*Given problem*
Reproduce the records that follow in full, excluding any picture they contain.
:: Dataset records ::
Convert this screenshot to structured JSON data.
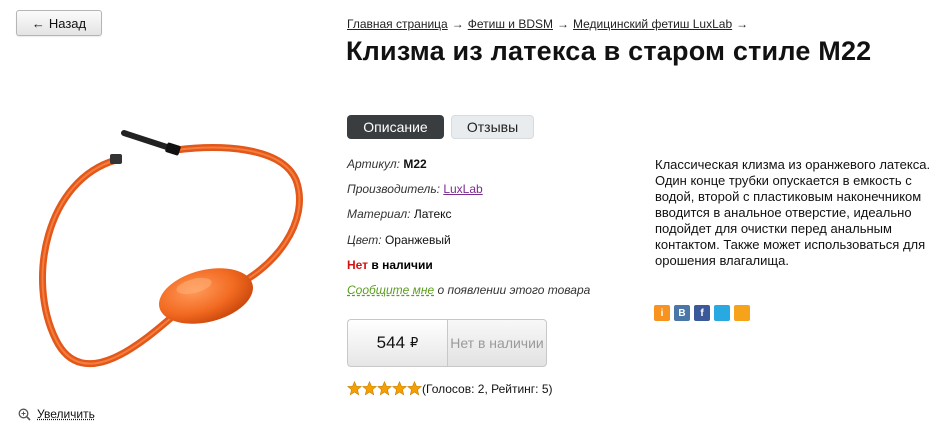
{
  "nav": {
    "back_arrow": "←",
    "back_label": "Назад"
  },
  "breadcrumb": {
    "items": [
      "Главная страница",
      "Фетиш и BDSM",
      "Медицинский фетиш LuxLab"
    ],
    "separator": "→"
  },
  "product": {
    "title": "Клизма из латекса в старом стиле M22",
    "image_icon": "enema-bulb-image",
    "image_color": "#f26a21",
    "zoom_label": "Увеличить",
    "zoom_icon": "zoom-in-icon"
  },
  "tabs": [
    {
      "label": "Описание",
      "active": true
    },
    {
      "label": "Отзывы",
      "active": false
    }
  ],
  "attributes": {
    "sku_label": "Артикул:",
    "sku_value": "M22",
    "manufacturer_label": "Производитель:",
    "manufacturer_value": "LuxLab",
    "material_label": "Материал:",
    "material_value": "Латекс",
    "color_label": "Цвет:",
    "color_value": "Оранжевый"
  },
  "stock": {
    "prefix": "Нет",
    "suffix": "в наличии",
    "prefix_color": "#d41111"
  },
  "notify": {
    "link": "Сообщите мне",
    "rest": "о появлении этого товара"
  },
  "price": {
    "value": "544",
    "currency": "₽"
  },
  "buy_button_label": "Нет в наличии",
  "rating": {
    "stars_filled": 5,
    "stars_total": 5,
    "text": "(Голосов: 2, Рейтинг: 5)",
    "star_color": "#f5a000"
  },
  "description": "Классическая клизма из оранжевого латекса. Один конце трубки опускается в емкость с водой, второй с пластиковым наконечником вводится в анальное отверстие, идеально подойдет для очистки перед анальным контактом. Также может использоваться для орошения влагалища.",
  "share": [
    {
      "name": "odnoklassniki-icon",
      "color": "#f7931e",
      "glyph": "i"
    },
    {
      "name": "vkontakte-icon",
      "color": "#4a76a8",
      "glyph": "B"
    },
    {
      "name": "facebook-icon",
      "color": "#3b5998",
      "glyph": "f"
    },
    {
      "name": "twitter-icon",
      "color": "#29a9e1",
      "glyph": ""
    },
    {
      "name": "moimir-icon",
      "color": "#f7a21b",
      "glyph": ""
    }
  ]
}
:::
*Result of the exercise*
Convert this screenshot to structured JSON data.
{
  "nav": {
    "back_arrow": "←",
    "back_label": "Назад"
  },
  "breadcrumb": {
    "items": [
      "Главная страница",
      "Фетиш и BDSM",
      "Медицинский фетиш LuxLab"
    ],
    "separator": "→"
  },
  "product": {
    "title": "Клизма из латекса в старом стиле M22",
    "image_icon": "enema-bulb-image",
    "image_color": "#f26a21",
    "zoom_label": "Увеличить",
    "zoom_icon": "zoom-in-icon"
  },
  "tabs": [
    {
      "label": "Описание",
      "active": true
    },
    {
      "label": "Отзывы",
      "active": false
    }
  ],
  "attributes": {
    "sku_label": "Артикул:",
    "sku_value": "M22",
    "manufacturer_label": "Производитель:",
    "manufacturer_value": "LuxLab",
    "material_label": "Материал:",
    "material_value": "Латекс",
    "color_label": "Цвет:",
    "color_value": "Оранжевый"
  },
  "stock": {
    "prefix": "Нет",
    "suffix": "в наличии",
    "prefix_color": "#d41111"
  },
  "notify": {
    "link": "Сообщите мне",
    "rest": "о появлении этого товара"
  },
  "price": {
    "value": "544",
    "currency": "₽"
  },
  "buy_button_label": "Нет в наличии",
  "rating": {
    "stars_filled": 5,
    "stars_total": 5,
    "text": "(Голосов: 2, Рейтинг: 5)",
    "star_color": "#f5a000"
  },
  "description": "Классическая клизма из оранжевого латекса. Один конце трубки опускается в емкость с водой, второй с пластиковым наконечником вводится в анальное отверстие, идеально подойдет для очистки перед анальным контактом. Также может использоваться для орошения влагалища.",
  "share": [
    {
      "name": "odnoklassniki-icon",
      "color": "#f7931e",
      "glyph": "i"
    },
    {
      "name": "vkontakte-icon",
      "color": "#4a76a8",
      "glyph": "B"
    },
    {
      "name": "facebook-icon",
      "color": "#3b5998",
      "glyph": "f"
    },
    {
      "name": "twitter-icon",
      "color": "#29a9e1",
      "glyph": ""
    },
    {
      "name": "moimir-icon",
      "color": "#f7a21b",
      "glyph": ""
    }
  ]
}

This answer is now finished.